#### [Set problem]
Reproduce every entry in the listing without alteration.

#### [Recorded information]
|---|

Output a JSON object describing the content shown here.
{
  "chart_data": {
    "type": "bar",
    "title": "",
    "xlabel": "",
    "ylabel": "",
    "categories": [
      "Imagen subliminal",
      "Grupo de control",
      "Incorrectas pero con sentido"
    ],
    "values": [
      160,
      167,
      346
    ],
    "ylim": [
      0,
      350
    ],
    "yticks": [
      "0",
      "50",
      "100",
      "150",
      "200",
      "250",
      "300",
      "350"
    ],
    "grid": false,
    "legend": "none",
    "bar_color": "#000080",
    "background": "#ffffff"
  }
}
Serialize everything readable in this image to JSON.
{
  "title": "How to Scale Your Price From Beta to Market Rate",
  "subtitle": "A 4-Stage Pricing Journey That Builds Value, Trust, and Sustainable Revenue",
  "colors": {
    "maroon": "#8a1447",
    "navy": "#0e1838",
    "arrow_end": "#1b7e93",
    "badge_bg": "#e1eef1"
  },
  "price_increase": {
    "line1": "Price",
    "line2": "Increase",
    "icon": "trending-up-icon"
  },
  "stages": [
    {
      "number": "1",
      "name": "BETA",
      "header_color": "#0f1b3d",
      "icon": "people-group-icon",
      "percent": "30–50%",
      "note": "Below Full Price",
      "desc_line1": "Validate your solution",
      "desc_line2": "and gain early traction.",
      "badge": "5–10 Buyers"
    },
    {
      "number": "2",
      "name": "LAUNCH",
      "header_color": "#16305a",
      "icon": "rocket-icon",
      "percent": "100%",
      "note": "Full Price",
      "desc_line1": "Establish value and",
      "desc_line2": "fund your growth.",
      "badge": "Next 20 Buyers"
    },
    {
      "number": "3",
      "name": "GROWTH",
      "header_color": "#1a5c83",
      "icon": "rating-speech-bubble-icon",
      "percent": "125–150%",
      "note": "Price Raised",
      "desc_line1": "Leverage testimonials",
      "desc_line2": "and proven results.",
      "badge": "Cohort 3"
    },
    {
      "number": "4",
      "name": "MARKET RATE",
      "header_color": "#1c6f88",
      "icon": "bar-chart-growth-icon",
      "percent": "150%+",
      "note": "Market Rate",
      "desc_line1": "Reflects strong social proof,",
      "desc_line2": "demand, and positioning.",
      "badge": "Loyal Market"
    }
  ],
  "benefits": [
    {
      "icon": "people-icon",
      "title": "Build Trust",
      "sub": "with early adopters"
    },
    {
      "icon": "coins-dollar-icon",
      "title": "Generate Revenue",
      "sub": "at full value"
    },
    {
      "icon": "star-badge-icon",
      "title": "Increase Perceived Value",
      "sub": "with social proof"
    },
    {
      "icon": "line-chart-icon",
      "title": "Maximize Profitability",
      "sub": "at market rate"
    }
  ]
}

|---|

#### [The result]
Output a JSON object describing the content shown here.
{
  "chart_data": {
    "type": "bar",
    "title": "",
    "xlabel": "",
    "ylabel": "",
    "categories": [
      "Imagen subliminal",
      "Grupo de control",
      "Incorrectas pero con sentido"
    ],
    "values": [
      160,
      167,
      346
    ],
    "ylim": [
      0,
      350
    ],
    "yticks": [
      "0",
      "50",
      "100",
      "150",
      "200",
      "250",
      "300",
      "350"
    ],
    "grid": false,
    "legend": "none",
    "bar_color": "#000080",
    "background": "#ffffff"
  }
}
Serialize everything readable in this image to JSON.
{
  "title": "How to Scale Your Price From Beta to Market Rate",
  "subtitle": "A 4-Stage Pricing Journey That Builds Value, Trust, and Sustainable Revenue",
  "colors": {
    "maroon": "#8a1447",
    "navy": "#0e1838",
    "arrow_end": "#1b7e93",
    "badge_bg": "#e1eef1"
  },
  "price_increase": {
    "line1": "Price",
    "line2": "Increase",
    "icon": "trending-up-icon"
  },
  "stages": [
    {
      "number": "1",
      "name": "BETA",
      "header_color": "#0f1b3d",
      "icon": "people-group-icon",
      "percent": "30–50%",
      "note": "Below Full Price",
      "desc_line1": "Validate your solution",
      "desc_line2": "and gain early traction.",
      "badge": "5–10 Buyers"
    },
    {
      "number": "2",
      "name": "LAUNCH",
      "header_color": "#16305a",
      "icon": "rocket-icon",
      "percent": "100%",
      "note": "Full Price",
      "desc_line1": "Establish value and",
      "desc_line2": "fund your growth.",
      "badge": "Next 20 Buyers"
    },
    {
      "number": "3",
      "name": "GROWTH",
      "header_color": "#1a5c83",
      "icon": "rating-speech-bubble-icon",
      "percent": "125–150%",
      "note": "Price Raised",
      "desc_line1": "Leverage testimonials",
      "desc_line2": "and proven results.",
      "badge": "Cohort 3"
    },
    {
      "number": "4",
      "name": "MARKET RATE",
      "header_color": "#1c6f88",
      "icon": "bar-chart-growth-icon",
      "percent": "150%+",
      "note": "Market Rate",
      "desc_line1": "Reflects strong social proof,",
      "desc_line2": "demand, and positioning.",
      "badge": "Loyal Market"
    }
  ],
  "benefits": [
    {
      "icon": "people-icon",
      "title": "Build Trust",
      "sub": "with early adopters"
    },
    {
      "icon": "coins-dollar-icon",
      "title": "Generate Revenue",
      "sub": "at full value"
    },
    {
      "icon": "star-badge-icon",
      "title": "Increase Perceived Value",
      "sub": "with social proof"
    },
    {
      "icon": "line-chart-icon",
      "title": "Maximize Profitability",
      "sub": "at market rate"
    }
  ]
}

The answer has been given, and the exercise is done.